* **YOUR TASK**
Reproduce the stretch of data from the line containing "subject-field[interactable]: Spell Check" through the line containing "italic-button[interactable]: I [539,672,598,709]", substituting "subject-text" for "subject-line" and changing nothing else; return only those lines.

* **DATA TO USE**
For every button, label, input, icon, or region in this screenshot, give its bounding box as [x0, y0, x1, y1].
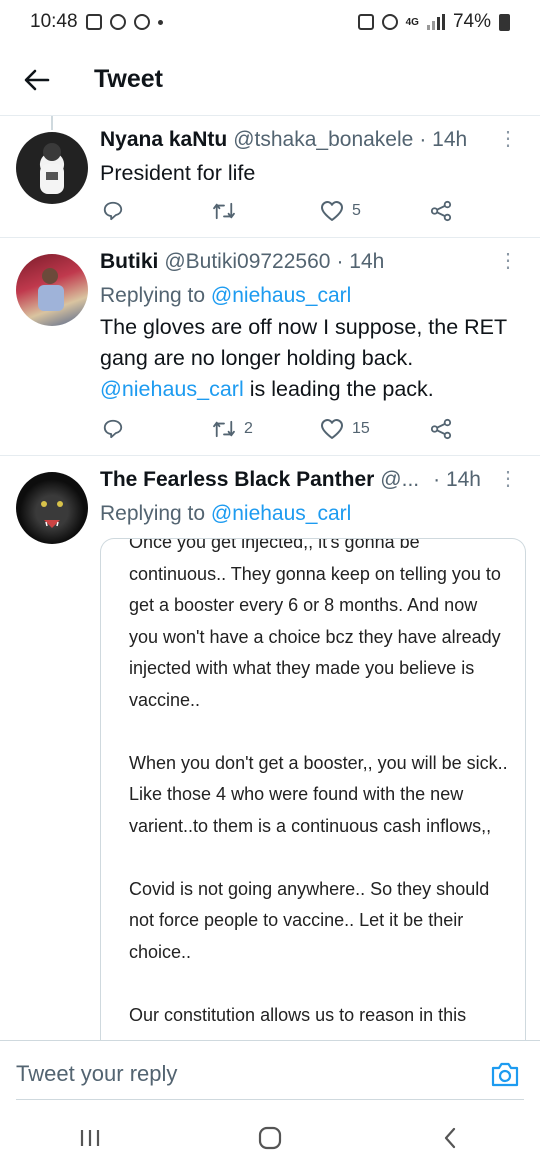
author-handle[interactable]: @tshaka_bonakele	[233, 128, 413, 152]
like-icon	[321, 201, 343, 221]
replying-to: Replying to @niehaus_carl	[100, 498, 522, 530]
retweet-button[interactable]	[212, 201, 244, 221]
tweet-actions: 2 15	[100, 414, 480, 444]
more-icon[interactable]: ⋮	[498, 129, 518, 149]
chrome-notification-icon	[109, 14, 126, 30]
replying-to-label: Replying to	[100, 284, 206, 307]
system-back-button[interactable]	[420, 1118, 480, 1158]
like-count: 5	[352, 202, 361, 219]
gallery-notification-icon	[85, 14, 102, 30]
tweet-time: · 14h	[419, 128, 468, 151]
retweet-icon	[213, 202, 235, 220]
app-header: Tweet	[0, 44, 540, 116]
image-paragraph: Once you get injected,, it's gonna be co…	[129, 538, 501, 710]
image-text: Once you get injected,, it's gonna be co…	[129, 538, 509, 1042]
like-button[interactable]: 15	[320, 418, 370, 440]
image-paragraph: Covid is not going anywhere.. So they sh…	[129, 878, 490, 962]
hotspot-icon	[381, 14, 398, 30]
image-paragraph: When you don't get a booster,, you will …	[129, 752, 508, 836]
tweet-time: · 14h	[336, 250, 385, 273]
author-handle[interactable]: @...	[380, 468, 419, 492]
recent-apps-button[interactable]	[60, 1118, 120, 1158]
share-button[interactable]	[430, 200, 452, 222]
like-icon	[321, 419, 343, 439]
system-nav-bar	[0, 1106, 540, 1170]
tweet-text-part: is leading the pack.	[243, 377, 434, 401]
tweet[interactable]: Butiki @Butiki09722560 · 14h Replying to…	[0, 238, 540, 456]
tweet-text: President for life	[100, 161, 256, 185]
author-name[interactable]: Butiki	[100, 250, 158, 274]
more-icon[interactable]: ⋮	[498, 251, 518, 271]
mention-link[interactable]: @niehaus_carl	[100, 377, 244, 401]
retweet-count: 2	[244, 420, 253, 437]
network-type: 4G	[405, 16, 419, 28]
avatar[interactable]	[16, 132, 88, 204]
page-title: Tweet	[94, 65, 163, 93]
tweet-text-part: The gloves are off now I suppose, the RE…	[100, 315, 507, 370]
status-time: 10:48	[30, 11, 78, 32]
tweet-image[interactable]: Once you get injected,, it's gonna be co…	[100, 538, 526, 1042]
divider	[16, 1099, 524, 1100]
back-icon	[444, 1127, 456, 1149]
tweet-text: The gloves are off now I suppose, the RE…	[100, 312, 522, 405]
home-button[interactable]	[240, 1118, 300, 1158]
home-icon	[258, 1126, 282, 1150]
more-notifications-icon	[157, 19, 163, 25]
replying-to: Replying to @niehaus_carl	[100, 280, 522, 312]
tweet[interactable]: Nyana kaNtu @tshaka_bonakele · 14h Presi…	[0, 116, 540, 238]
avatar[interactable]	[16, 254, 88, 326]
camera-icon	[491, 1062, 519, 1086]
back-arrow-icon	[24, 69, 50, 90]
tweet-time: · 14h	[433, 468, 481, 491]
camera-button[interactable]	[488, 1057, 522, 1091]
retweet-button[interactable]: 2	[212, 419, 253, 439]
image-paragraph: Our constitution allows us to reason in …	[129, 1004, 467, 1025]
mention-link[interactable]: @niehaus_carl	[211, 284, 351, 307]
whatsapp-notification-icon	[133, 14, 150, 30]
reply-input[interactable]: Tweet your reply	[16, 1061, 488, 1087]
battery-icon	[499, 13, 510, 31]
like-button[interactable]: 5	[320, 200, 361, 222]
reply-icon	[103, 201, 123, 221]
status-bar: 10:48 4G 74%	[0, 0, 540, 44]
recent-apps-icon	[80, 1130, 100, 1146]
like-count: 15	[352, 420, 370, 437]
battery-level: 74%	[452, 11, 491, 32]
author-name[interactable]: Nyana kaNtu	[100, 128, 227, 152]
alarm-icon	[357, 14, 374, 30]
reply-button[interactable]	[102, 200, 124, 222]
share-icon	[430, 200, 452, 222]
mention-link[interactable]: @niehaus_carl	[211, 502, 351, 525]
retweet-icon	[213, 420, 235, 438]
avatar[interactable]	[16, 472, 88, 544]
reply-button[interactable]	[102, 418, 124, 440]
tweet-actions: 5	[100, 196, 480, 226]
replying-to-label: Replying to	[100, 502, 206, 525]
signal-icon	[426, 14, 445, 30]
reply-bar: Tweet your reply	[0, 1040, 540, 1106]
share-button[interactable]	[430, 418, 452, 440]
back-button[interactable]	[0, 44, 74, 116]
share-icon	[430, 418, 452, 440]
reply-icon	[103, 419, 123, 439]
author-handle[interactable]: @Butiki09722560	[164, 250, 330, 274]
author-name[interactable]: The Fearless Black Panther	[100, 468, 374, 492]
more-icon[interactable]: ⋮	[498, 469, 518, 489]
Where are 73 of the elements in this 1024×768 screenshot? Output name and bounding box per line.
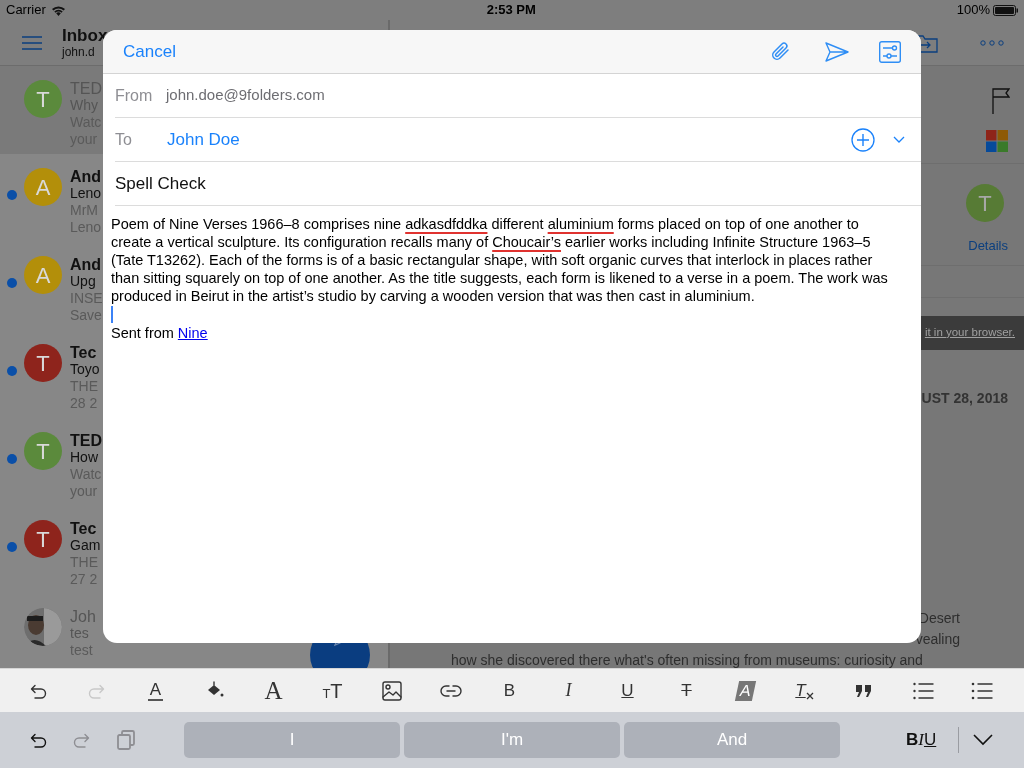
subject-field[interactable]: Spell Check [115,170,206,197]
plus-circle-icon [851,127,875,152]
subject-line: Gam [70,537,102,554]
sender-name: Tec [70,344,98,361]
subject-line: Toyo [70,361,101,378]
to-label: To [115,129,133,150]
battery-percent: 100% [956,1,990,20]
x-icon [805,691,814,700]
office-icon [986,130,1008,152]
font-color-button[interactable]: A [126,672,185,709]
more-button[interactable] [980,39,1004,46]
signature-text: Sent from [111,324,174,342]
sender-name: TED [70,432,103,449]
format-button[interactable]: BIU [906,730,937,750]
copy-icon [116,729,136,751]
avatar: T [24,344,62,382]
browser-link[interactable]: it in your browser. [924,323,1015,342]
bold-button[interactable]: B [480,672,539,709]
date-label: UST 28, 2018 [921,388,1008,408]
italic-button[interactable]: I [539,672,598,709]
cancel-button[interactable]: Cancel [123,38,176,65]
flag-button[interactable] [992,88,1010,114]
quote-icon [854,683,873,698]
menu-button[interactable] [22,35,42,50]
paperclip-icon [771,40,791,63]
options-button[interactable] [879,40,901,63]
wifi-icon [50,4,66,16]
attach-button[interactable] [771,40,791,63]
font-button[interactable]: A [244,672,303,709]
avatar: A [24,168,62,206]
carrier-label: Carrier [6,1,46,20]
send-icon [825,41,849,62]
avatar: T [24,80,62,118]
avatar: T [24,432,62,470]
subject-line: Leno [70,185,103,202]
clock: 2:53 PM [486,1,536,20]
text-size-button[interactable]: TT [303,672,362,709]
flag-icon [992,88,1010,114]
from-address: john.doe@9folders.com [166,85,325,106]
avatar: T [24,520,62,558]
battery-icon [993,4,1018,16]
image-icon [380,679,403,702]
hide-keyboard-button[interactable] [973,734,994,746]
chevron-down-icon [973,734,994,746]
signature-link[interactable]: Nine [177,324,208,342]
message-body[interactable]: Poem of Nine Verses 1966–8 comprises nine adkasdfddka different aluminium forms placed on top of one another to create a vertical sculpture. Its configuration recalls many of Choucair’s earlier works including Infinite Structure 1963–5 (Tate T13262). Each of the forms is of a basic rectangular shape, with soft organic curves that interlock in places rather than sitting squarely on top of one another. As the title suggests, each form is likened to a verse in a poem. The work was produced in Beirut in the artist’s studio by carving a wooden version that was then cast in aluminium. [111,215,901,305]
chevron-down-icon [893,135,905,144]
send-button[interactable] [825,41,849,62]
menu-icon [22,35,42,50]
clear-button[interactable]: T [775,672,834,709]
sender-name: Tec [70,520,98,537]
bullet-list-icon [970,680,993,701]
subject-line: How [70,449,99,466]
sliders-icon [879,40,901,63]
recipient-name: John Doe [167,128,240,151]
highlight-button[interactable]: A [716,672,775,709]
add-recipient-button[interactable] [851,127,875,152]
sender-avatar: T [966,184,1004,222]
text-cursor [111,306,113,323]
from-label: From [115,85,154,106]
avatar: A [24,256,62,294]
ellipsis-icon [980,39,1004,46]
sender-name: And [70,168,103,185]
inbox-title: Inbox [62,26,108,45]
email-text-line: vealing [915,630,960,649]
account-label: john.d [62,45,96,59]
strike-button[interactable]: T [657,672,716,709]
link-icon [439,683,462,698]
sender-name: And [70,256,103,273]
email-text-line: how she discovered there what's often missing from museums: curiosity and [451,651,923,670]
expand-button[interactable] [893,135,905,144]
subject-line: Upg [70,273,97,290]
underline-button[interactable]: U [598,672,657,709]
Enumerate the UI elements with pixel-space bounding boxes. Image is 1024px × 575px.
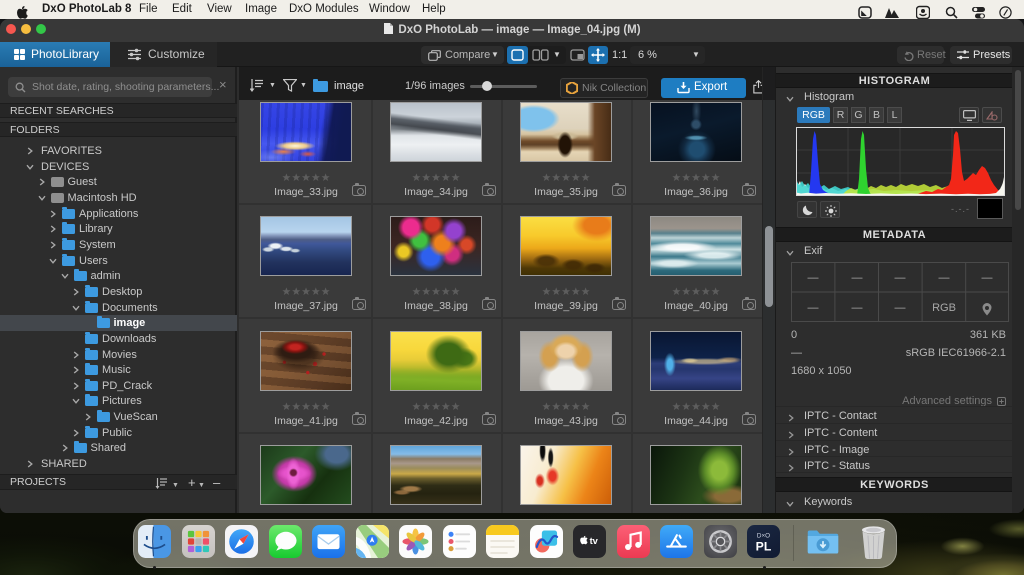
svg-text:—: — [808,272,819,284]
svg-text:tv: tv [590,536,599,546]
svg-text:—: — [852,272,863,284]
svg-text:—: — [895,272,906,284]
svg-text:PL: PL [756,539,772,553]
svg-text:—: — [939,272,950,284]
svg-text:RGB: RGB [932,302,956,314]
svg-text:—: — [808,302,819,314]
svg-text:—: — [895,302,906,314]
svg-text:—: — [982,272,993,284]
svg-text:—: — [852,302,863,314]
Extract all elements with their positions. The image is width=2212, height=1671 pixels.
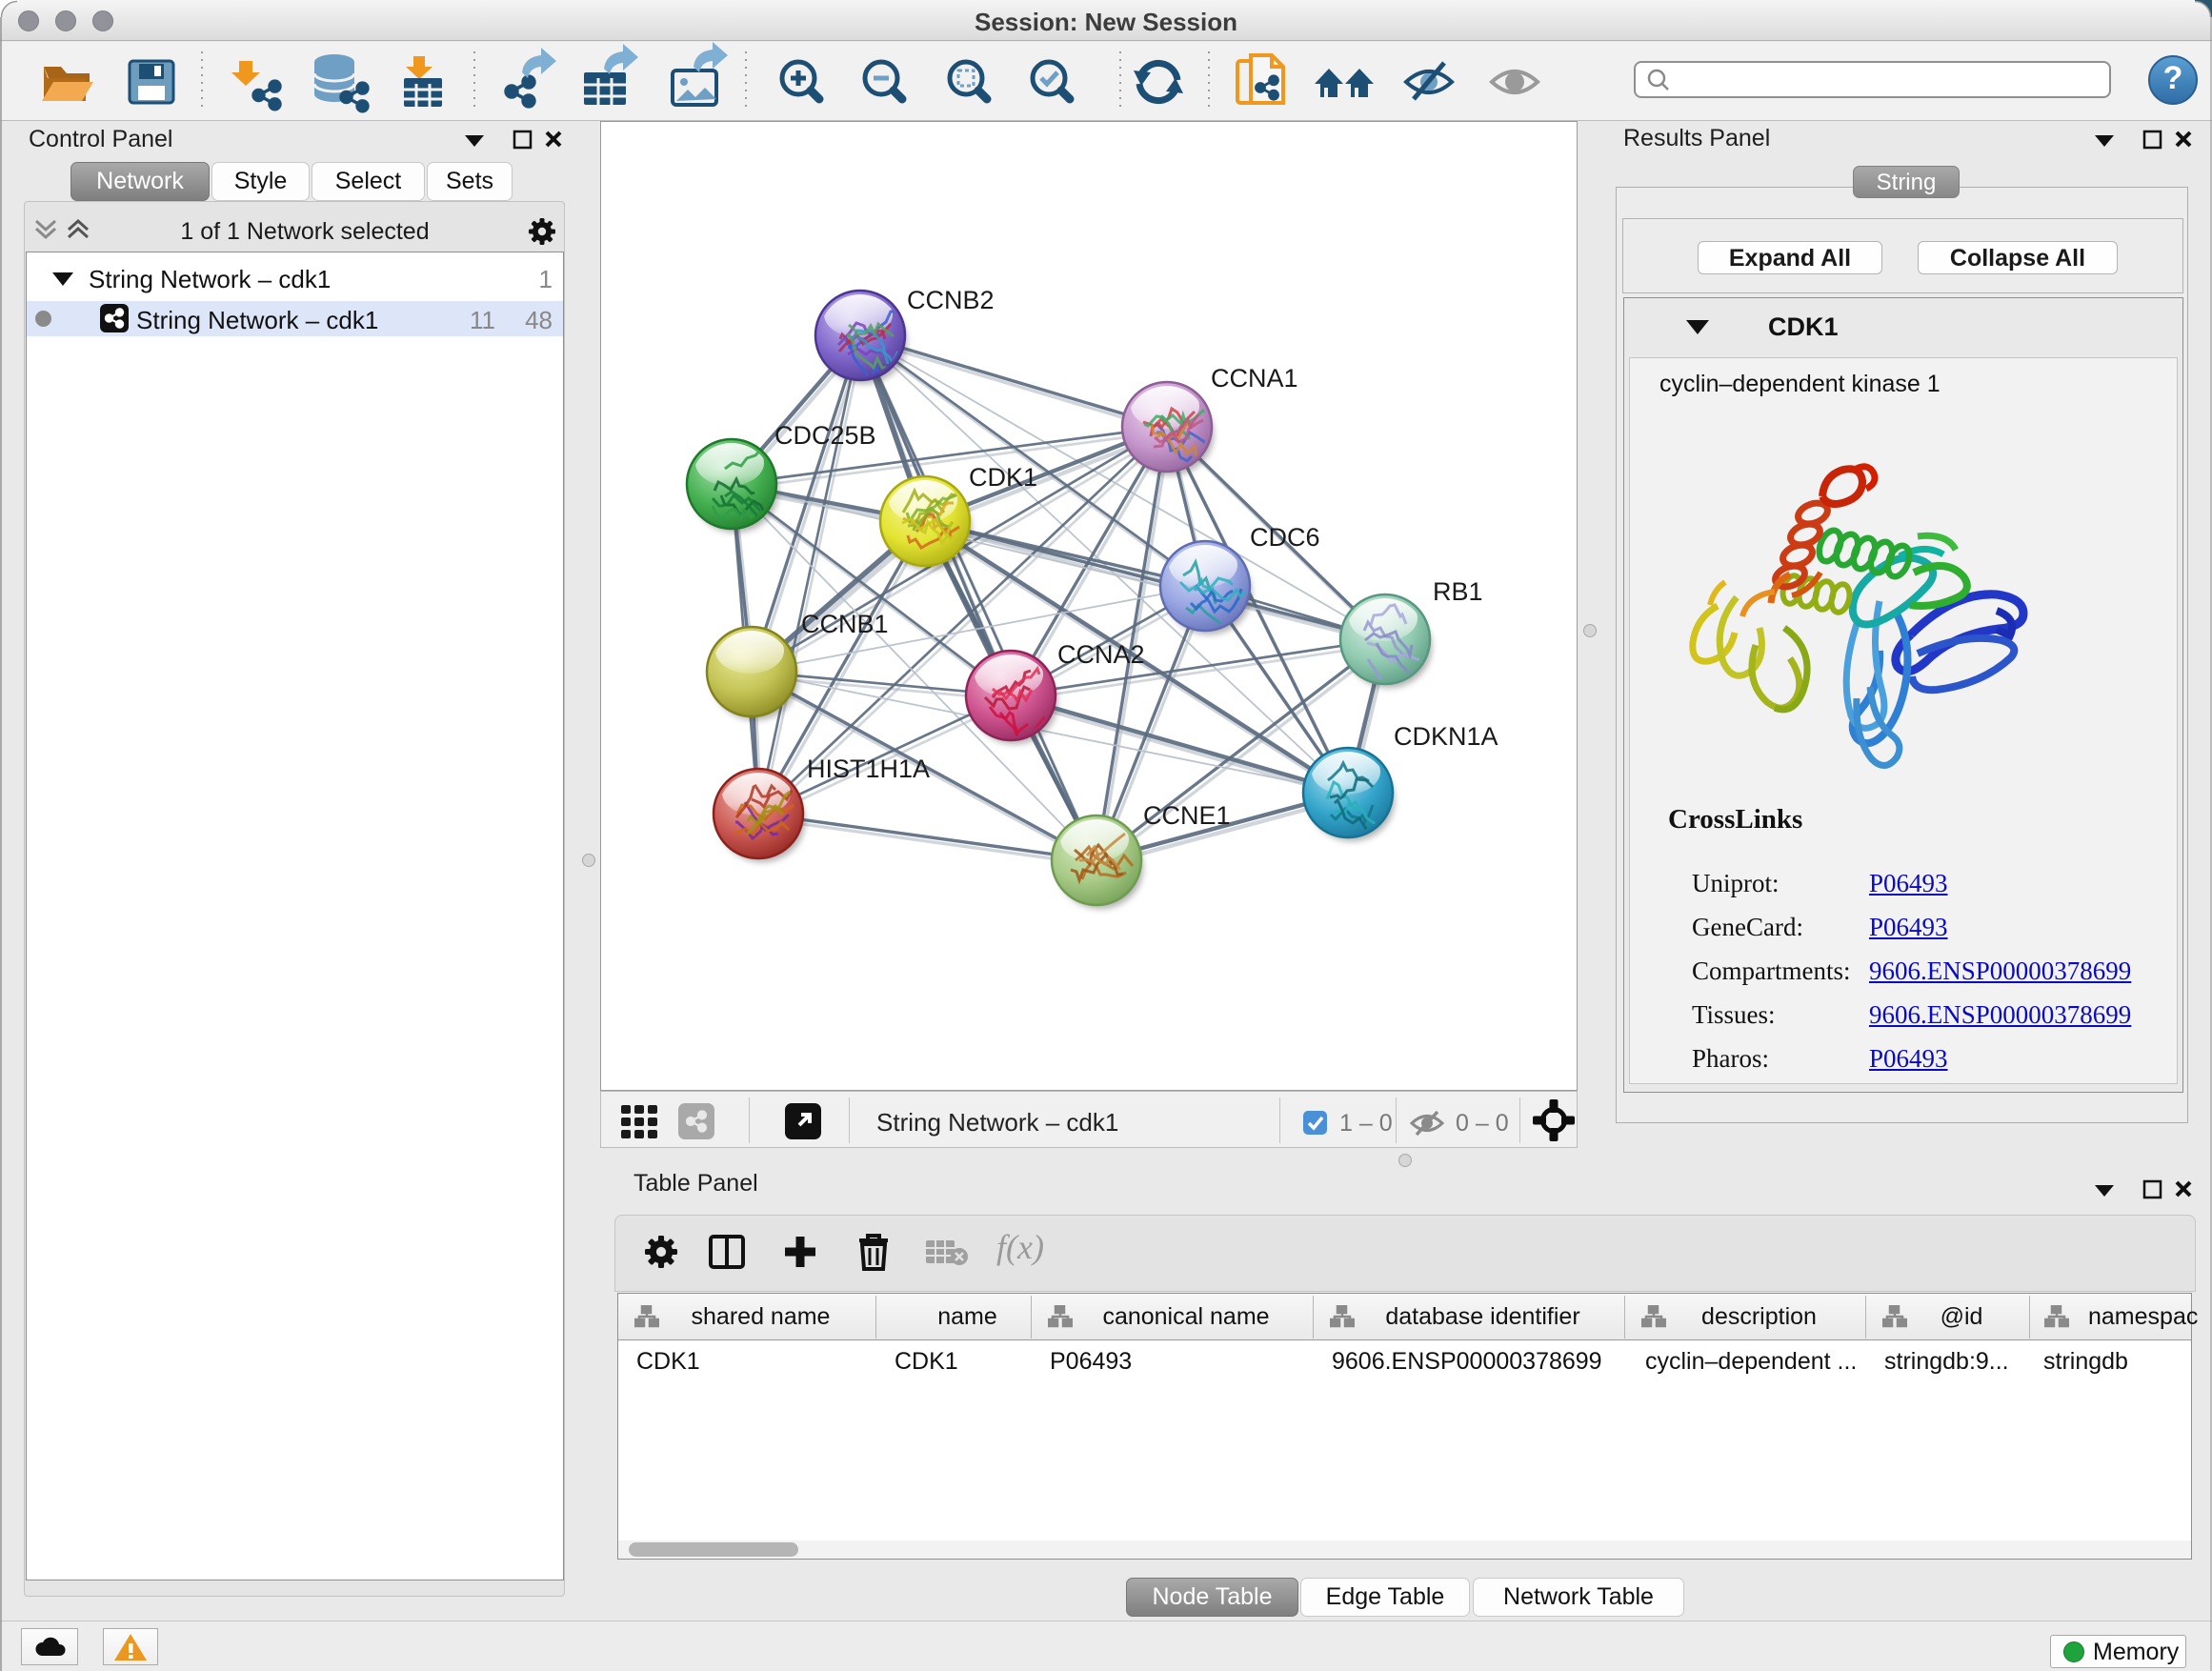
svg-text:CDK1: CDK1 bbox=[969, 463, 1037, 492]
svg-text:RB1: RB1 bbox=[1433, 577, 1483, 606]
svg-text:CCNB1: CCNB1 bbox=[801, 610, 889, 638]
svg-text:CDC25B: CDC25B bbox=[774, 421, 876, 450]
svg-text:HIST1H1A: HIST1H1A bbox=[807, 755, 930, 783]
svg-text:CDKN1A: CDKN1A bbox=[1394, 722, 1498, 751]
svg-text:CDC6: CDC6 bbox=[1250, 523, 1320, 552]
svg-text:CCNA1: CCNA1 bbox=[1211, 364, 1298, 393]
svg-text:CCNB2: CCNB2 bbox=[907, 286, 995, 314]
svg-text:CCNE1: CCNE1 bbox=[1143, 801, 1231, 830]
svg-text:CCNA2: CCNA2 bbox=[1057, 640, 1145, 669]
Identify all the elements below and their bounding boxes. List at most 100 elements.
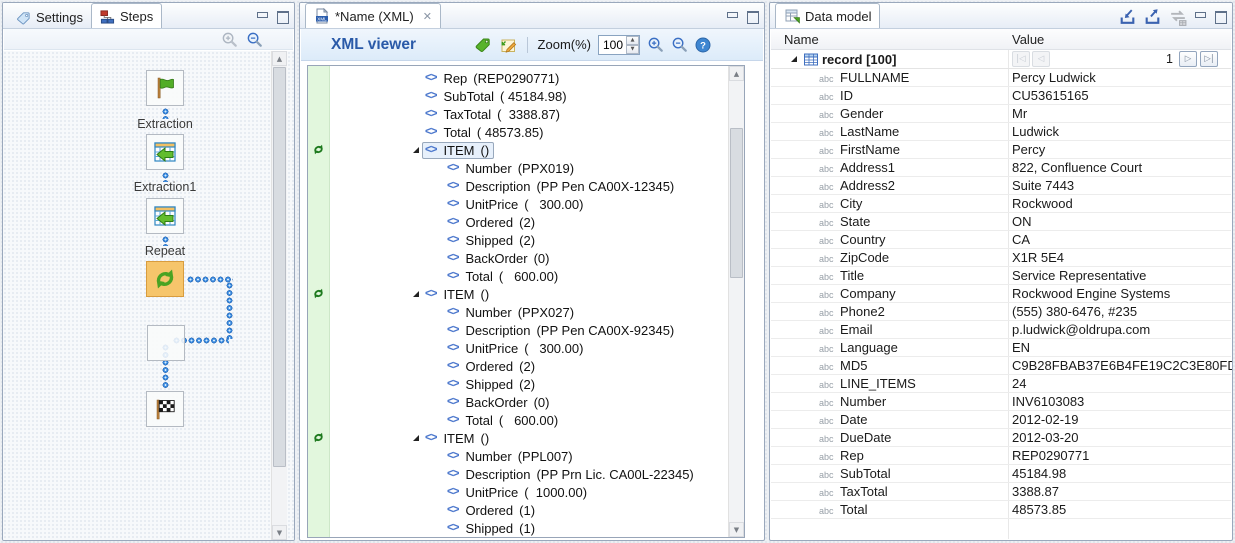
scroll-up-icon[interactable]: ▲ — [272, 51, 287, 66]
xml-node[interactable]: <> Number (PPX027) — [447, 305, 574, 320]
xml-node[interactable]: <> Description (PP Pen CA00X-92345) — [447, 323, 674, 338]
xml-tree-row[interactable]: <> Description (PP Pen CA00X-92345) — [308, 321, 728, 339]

* **TASK SOLUTION**
subject-field[interactable]: Spell Check [115,170,206,197]
plus-circle-icon [851,127,875,152]
subject-text: Gam [70,537,102,554]
sender-name: Tec [70,344,98,361]
subject-text: Toyo [70,361,101,378]
to-label: To [115,129,133,150]
battery-percent: 100% [956,1,990,20]
x-icon [805,691,814,700]
office-icon [986,130,1008,152]
font-color-button[interactable]: A [126,672,185,709]
more-button[interactable] [980,39,1004,46]
signature-text: Sent from [111,324,174,342]
sender-name: TED [70,432,103,449]
format-button[interactable]: BIU [906,730,937,750]
copy-icon [116,729,136,751]
avatar: T [24,344,62,382]
browser-link[interactable]: it in your browser. [924,323,1015,342]
bold-button[interactable]: B [480,672,539,709]
date-label: UST 28, 2018 [921,388,1008,408]
italic-button[interactable]: I [539,672,598,709]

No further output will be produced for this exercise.